What is required: Every line of the material that follows must be printed again exactly.

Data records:
----
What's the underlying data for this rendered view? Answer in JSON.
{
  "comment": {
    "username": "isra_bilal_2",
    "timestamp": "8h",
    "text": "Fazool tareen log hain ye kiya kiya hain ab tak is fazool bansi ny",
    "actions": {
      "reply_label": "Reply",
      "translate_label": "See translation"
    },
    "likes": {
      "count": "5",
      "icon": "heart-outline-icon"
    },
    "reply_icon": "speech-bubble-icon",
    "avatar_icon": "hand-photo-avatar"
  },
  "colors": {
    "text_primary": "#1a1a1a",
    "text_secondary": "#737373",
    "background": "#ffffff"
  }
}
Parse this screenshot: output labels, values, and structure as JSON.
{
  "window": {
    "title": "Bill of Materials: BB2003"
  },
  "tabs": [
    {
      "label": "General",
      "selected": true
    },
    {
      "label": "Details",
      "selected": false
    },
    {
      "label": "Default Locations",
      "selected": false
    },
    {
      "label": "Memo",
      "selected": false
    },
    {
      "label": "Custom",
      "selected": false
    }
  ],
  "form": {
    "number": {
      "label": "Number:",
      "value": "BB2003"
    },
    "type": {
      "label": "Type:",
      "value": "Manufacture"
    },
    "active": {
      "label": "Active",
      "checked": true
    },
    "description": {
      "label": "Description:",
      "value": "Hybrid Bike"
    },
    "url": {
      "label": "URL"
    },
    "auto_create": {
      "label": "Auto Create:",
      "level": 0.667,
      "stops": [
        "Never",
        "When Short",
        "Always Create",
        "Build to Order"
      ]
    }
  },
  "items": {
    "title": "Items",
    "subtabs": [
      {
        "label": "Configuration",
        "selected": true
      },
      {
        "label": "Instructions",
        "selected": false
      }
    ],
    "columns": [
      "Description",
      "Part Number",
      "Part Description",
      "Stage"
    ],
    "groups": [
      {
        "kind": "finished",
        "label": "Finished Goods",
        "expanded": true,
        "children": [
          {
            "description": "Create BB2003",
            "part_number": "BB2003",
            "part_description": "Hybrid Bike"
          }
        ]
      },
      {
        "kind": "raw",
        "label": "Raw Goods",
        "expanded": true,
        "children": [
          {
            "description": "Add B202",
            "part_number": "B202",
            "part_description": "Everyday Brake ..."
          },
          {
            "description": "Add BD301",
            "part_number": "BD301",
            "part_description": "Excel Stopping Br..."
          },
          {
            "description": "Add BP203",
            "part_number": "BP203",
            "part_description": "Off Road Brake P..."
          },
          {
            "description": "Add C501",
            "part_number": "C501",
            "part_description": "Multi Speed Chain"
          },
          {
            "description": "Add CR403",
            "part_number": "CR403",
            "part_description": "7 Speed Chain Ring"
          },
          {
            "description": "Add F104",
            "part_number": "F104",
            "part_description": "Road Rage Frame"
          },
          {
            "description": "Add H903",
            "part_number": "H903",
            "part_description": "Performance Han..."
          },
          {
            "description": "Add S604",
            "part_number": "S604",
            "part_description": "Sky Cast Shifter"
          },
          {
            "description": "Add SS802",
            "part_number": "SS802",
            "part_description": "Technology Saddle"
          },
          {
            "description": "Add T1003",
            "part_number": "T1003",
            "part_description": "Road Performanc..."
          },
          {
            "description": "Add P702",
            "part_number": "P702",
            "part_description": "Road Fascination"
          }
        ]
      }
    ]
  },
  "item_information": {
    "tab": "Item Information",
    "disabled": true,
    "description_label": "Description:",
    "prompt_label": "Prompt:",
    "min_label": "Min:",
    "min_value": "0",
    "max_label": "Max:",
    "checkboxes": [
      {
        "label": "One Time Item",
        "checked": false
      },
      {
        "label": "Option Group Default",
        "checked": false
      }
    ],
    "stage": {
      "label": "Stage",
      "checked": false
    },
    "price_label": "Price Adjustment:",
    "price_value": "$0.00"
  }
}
----
In response:
What's the underlying data for this rendered view? Answer in JSON.
{
  "comment": {
    "username": "isra_bilal_2",
    "timestamp": "8h",
    "text": "Fazool tareen log hain ye kiya kiya hain ab tak is fazool bansi ny",
    "actions": {
      "reply_label": "Reply",
      "translate_label": "See translation"
    },
    "likes": {
      "count": "5",
      "icon": "heart-outline-icon"
    },
    "reply_icon": "speech-bubble-icon",
    "avatar_icon": "hand-photo-avatar"
  },
  "colors": {
    "text_primary": "#1a1a1a",
    "text_secondary": "#737373",
    "background": "#ffffff"
  }
}
Parse this screenshot: output labels, values, and structure as JSON.
{
  "window": {
    "title": "Bill of Materials: BB2003"
  },
  "tabs": [
    {
      "label": "General",
      "selected": true
    },
    {
      "label": "Details",
      "selected": false
    },
    {
      "label": "Default Locations",
      "selected": false
    },
    {
      "label": "Memo",
      "selected": false
    },
    {
      "label": "Custom",
      "selected": false
    }
  ],
  "form": {
    "number": {
      "label": "Number:",
      "value": "BB2003"
    },
    "type": {
      "label": "Type:",
      "value": "Manufacture"
    },
    "active": {
      "label": "Active",
      "checked": true
    },
    "description": {
      "label": "Description:",
      "value": "Hybrid Bike"
    },
    "url": {
      "label": "URL"
    },
    "auto_create": {
      "label": "Auto Create:",
      "level": 0.667,
      "stops": [
        "Never",
        "When Short",
        "Always Create",
        "Build to Order"
      ]
    }
  },
  "items": {
    "title": "Items",
    "subtabs": [
      {
        "label": "Configuration",
        "selected": true
      },
      {
        "label": "Instructions",
        "selected": false
      }
    ],
    "columns": [
      "Description",
      "Part Number",
      "Part Description",
      "Stage"
    ],
    "groups": [
      {
        "kind": "finished",
        "label": "Finished Goods",
        "expanded": true,
        "children": [
          {
            "description": "Create BB2003",
            "part_number": "BB2003",
            "part_description": "Hybrid Bike"
          }
        ]
      },
      {
        "kind": "raw",
        "label": "Raw Goods",
        "expanded": true,
        "children": [
          {
            "description": "Add B202",
            "part_number": "B202",
            "part_description": "Everyday Brake ..."
          },
          {
            "description": "Add BD301",
            "part_number": "BD301",
            "part_description": "Excel Stopping Br..."
          },
          {
            "description": "Add BP203",
            "part_number": "BP203",
            "part_description": "Off Road Brake P..."
          },
          {
            "description": "Add C501",
            "part_number": "C501",
            "part_description": "Multi Speed Chain"
          },
          {
            "description": "Add CR403",
            "part_number": "CR403",
            "part_description": "7 Speed Chain Ring"
          },
          {
            "description": "Add F104",
            "part_number": "F104",
            "part_description": "Road Rage Frame"
          },
          {
            "description": "Add H903",
            "part_number": "H903",
            "part_description": "Performance Han..."
          },
          {
            "description": "Add S604",
            "part_number": "S604",
            "part_description": "Sky Cast Shifter"
          },
          {
            "description": "Add SS802",
            "part_number": "SS802",
            "part_description": "Technology Saddle"
          },
          {
            "description": "Add T1003",
            "part_number": "T1003",
            "part_description": "Road Performanc..."
          },
          {
            "description": "Add P702",
            "part_number": "P702",
            "part_description": "Road Fascination"
          }
        ]
      }
    ]
  },
  "item_information": {
    "tab": "Item Information",
    "disabled": true,
    "description_label": "Description:",
    "prompt_label": "Prompt:",
    "min_label": "Min:",
    "min_value": "0",
    "max_label": "Max:",
    "checkboxes": [
      {
        "label": "One Time Item",
        "checked": false
      },
      {
        "label": "Option Group Default",
        "checked": false
      }
    ],
    "stage": {
      "label": "Stage",
      "checked": false
    },
    "price_label": "Price Adjustment:",
    "price_value": "$0.00"
  }
}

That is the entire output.